Collected data

** begin **

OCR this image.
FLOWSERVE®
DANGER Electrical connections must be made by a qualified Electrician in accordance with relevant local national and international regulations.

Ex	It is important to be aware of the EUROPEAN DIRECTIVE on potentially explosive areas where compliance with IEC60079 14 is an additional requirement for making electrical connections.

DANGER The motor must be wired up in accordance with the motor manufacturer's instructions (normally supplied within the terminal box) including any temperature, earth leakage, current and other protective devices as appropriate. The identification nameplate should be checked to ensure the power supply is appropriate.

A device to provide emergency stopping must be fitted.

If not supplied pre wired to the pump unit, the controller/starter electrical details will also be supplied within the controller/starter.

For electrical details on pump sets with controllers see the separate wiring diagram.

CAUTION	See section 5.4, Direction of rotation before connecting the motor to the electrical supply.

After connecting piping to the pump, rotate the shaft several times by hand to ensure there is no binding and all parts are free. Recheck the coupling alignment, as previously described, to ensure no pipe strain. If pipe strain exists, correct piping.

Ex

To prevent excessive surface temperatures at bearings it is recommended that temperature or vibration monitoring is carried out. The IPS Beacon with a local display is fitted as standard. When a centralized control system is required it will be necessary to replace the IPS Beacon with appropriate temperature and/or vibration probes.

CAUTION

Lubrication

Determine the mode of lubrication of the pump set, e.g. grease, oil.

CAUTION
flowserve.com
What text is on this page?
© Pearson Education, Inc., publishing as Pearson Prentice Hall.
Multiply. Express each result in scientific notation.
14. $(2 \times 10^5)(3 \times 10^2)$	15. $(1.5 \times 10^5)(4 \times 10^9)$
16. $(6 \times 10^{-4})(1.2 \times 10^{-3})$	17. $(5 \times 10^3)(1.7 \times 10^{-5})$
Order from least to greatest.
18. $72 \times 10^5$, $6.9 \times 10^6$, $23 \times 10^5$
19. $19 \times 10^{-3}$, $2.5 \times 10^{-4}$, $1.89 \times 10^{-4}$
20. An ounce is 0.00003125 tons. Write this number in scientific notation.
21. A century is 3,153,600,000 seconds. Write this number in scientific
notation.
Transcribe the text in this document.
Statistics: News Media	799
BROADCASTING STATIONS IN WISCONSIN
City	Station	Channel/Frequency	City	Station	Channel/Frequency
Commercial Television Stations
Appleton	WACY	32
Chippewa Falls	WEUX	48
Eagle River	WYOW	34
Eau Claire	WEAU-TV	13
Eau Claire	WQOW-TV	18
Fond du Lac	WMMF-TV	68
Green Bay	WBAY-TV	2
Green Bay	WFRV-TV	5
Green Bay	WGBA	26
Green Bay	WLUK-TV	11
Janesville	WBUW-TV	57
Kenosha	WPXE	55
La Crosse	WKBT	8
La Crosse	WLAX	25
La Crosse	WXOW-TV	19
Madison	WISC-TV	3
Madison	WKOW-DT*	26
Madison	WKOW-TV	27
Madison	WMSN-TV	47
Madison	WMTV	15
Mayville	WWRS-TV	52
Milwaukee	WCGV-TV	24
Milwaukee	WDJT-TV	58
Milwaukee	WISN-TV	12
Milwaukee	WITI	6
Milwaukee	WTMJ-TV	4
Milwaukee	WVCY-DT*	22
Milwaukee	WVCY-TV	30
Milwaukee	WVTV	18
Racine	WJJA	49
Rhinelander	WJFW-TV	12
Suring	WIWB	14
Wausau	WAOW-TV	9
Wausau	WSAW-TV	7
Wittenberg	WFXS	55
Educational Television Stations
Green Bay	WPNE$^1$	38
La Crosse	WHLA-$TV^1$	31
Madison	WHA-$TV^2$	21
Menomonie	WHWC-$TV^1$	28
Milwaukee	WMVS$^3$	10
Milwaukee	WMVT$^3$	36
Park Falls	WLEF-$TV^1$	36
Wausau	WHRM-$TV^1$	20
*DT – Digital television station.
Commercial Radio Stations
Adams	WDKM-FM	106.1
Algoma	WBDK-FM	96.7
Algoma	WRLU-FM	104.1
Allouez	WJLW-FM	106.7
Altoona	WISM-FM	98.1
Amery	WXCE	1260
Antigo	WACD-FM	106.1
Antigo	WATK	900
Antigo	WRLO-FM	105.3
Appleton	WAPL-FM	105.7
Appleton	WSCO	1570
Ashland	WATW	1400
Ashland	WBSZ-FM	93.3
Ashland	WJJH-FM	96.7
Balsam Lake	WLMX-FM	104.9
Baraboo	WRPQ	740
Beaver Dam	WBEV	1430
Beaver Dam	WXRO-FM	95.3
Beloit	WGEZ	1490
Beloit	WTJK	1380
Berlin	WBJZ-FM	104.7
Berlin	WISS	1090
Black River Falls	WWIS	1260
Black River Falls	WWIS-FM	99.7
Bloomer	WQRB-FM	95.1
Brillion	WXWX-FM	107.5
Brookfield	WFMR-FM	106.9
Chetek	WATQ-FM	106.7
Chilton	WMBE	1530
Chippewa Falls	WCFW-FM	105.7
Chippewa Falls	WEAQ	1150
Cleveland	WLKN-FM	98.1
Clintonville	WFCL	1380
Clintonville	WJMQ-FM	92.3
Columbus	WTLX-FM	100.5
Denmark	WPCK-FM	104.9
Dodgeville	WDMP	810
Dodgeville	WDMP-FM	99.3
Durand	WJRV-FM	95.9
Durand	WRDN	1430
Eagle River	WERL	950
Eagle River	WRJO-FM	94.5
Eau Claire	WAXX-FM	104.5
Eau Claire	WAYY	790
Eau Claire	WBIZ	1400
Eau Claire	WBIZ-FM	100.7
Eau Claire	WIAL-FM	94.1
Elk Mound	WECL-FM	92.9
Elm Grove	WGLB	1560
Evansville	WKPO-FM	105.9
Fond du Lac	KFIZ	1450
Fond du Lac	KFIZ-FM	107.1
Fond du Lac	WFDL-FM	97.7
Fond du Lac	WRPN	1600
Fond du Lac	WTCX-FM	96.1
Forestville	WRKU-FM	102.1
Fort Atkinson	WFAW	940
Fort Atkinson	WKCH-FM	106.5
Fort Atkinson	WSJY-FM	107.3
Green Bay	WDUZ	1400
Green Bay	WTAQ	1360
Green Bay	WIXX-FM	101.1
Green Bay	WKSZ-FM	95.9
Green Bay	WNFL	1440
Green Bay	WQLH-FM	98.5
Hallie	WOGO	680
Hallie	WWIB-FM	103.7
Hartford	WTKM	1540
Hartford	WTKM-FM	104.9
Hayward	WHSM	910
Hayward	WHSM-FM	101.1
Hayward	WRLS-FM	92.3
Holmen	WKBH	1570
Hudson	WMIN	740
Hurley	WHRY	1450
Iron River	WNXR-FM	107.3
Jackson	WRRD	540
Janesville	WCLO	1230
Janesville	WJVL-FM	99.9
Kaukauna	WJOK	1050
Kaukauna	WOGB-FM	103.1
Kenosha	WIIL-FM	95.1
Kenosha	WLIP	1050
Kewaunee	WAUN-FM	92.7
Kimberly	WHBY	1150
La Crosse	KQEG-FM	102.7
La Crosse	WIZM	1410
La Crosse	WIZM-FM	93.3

** end **
** begin **

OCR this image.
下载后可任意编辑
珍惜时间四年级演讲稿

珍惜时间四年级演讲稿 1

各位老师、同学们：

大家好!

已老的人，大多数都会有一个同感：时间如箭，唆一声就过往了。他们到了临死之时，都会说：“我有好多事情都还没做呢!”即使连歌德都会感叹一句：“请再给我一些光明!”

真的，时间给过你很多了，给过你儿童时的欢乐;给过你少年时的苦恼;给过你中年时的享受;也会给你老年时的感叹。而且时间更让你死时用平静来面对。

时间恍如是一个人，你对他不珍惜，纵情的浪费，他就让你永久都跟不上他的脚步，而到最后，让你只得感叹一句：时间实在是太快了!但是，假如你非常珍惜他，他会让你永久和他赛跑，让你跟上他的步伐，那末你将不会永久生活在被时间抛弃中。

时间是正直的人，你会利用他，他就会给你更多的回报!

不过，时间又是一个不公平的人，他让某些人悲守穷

** end **

TASK DETAILS: Return all lines with the word "times" in them.

OUTPUT BELOW:
After connecting piping to the pump, rotate the shaft several times by hand to ensure there is no binding and all parts are free. Recheck the coupling alignment, as previously described, to ensure no pipe strain. If pipe strain exists, correct piping.
14. $(2 \times 10^5)(3 \times 10^2)$	15. $(1.5 \times 10^5)(4 \times 10^9)$
16. $(6 \times 10^{-4})(1.2 \times 10^{-3})$	17. $(5 \times 10^3)(1.7 \times 10^{-5})$
18. $72 \times 10^5$, $6.9 \times 10^6$, $23 \times 10^5$
19. $19 \times 10^{-3}$, $2.5 \times 10^{-4}$, $1.89 \times 10^{-4}$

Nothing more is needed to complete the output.